**Exercise prompt**
Reproduce verbatim everything from the first row down to the row containing "207, 876, 323]", including both of those rows.
** start **
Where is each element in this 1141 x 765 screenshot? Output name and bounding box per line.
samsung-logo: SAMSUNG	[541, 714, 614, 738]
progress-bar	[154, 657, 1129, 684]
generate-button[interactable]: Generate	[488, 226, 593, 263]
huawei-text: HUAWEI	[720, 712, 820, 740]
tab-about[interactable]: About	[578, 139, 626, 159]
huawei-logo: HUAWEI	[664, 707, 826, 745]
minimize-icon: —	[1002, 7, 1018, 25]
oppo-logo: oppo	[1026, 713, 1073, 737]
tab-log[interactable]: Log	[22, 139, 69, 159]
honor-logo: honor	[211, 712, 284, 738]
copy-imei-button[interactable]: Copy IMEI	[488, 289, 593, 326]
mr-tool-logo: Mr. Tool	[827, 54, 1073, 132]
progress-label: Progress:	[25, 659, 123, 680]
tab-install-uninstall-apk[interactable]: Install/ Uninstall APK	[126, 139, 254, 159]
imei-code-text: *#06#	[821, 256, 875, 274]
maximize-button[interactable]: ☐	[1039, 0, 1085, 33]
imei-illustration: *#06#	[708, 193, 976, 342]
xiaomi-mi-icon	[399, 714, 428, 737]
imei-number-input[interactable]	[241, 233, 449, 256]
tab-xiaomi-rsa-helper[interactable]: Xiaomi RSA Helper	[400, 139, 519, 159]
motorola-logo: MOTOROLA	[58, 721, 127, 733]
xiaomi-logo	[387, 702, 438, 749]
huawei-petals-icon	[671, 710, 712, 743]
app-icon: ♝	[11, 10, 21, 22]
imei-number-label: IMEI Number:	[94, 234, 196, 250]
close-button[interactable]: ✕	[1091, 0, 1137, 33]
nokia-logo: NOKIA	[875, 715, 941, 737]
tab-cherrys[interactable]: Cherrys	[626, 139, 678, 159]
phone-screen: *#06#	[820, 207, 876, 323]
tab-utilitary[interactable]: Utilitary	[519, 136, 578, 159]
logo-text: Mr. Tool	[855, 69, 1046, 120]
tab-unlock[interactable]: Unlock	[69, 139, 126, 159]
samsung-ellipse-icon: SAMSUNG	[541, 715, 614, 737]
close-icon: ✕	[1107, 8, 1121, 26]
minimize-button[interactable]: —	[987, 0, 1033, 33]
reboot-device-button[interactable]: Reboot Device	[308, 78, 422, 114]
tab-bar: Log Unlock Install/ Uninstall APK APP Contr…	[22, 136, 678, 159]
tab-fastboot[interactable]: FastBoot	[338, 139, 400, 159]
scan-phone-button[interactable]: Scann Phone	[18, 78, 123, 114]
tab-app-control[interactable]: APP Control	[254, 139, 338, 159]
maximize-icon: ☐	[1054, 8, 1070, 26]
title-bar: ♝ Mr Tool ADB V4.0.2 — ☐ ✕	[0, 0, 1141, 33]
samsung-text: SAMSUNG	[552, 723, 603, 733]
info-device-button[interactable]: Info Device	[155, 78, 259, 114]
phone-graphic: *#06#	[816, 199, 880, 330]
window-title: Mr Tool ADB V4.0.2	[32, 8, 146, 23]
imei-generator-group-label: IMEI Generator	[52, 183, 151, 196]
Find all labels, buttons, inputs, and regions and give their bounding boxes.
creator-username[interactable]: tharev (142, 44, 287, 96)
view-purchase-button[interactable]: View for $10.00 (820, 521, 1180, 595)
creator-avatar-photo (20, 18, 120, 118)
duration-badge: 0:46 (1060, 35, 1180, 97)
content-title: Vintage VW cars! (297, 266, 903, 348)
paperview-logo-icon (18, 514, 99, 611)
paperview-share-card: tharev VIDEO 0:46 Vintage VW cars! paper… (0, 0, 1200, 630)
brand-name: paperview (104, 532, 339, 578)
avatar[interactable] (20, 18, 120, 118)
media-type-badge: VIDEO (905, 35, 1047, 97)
** end **
**Response for this exercise**
Where is each element in this 1141 x 765 screenshot? Output name and bounding box per line.
samsung-logo: SAMSUNG	[541, 714, 614, 738]
progress-bar	[154, 657, 1129, 684]
generate-button[interactable]: Generate	[488, 226, 593, 263]
huawei-text: HUAWEI	[720, 712, 820, 740]
tab-about[interactable]: About	[578, 139, 626, 159]
huawei-logo: HUAWEI	[664, 707, 826, 745]
minimize-icon: —	[1002, 7, 1018, 25]
oppo-logo: oppo	[1026, 713, 1073, 737]
tab-log[interactable]: Log	[22, 139, 69, 159]
honor-logo: honor	[211, 712, 284, 738]
copy-imei-button[interactable]: Copy IMEI	[488, 289, 593, 326]
mr-tool-logo: Mr. Tool	[827, 54, 1073, 132]
progress-label: Progress:	[25, 659, 123, 680]
tab-install-uninstall-apk[interactable]: Install/ Uninstall APK	[126, 139, 254, 159]
imei-code-text: *#06#	[821, 256, 875, 274]
maximize-button[interactable]: ☐	[1039, 0, 1085, 33]
imei-illustration: *#06#	[708, 193, 976, 342]
xiaomi-mi-icon	[399, 714, 428, 737]
imei-number-input[interactable]	[241, 233, 449, 256]
tab-xiaomi-rsa-helper[interactable]: Xiaomi RSA Helper	[400, 139, 519, 159]
motorola-logo: MOTOROLA	[58, 721, 127, 733]
xiaomi-logo	[387, 702, 438, 749]
huawei-petals-icon	[671, 710, 712, 743]
app-icon: ♝	[11, 10, 21, 22]
imei-number-label: IMEI Number:	[94, 234, 196, 250]
close-button[interactable]: ✕	[1091, 0, 1137, 33]
nokia-logo: NOKIA	[875, 715, 941, 737]
tab-cherrys[interactable]: Cherrys	[626, 139, 678, 159]
phone-screen: *#06#	[820, 207, 876, 323]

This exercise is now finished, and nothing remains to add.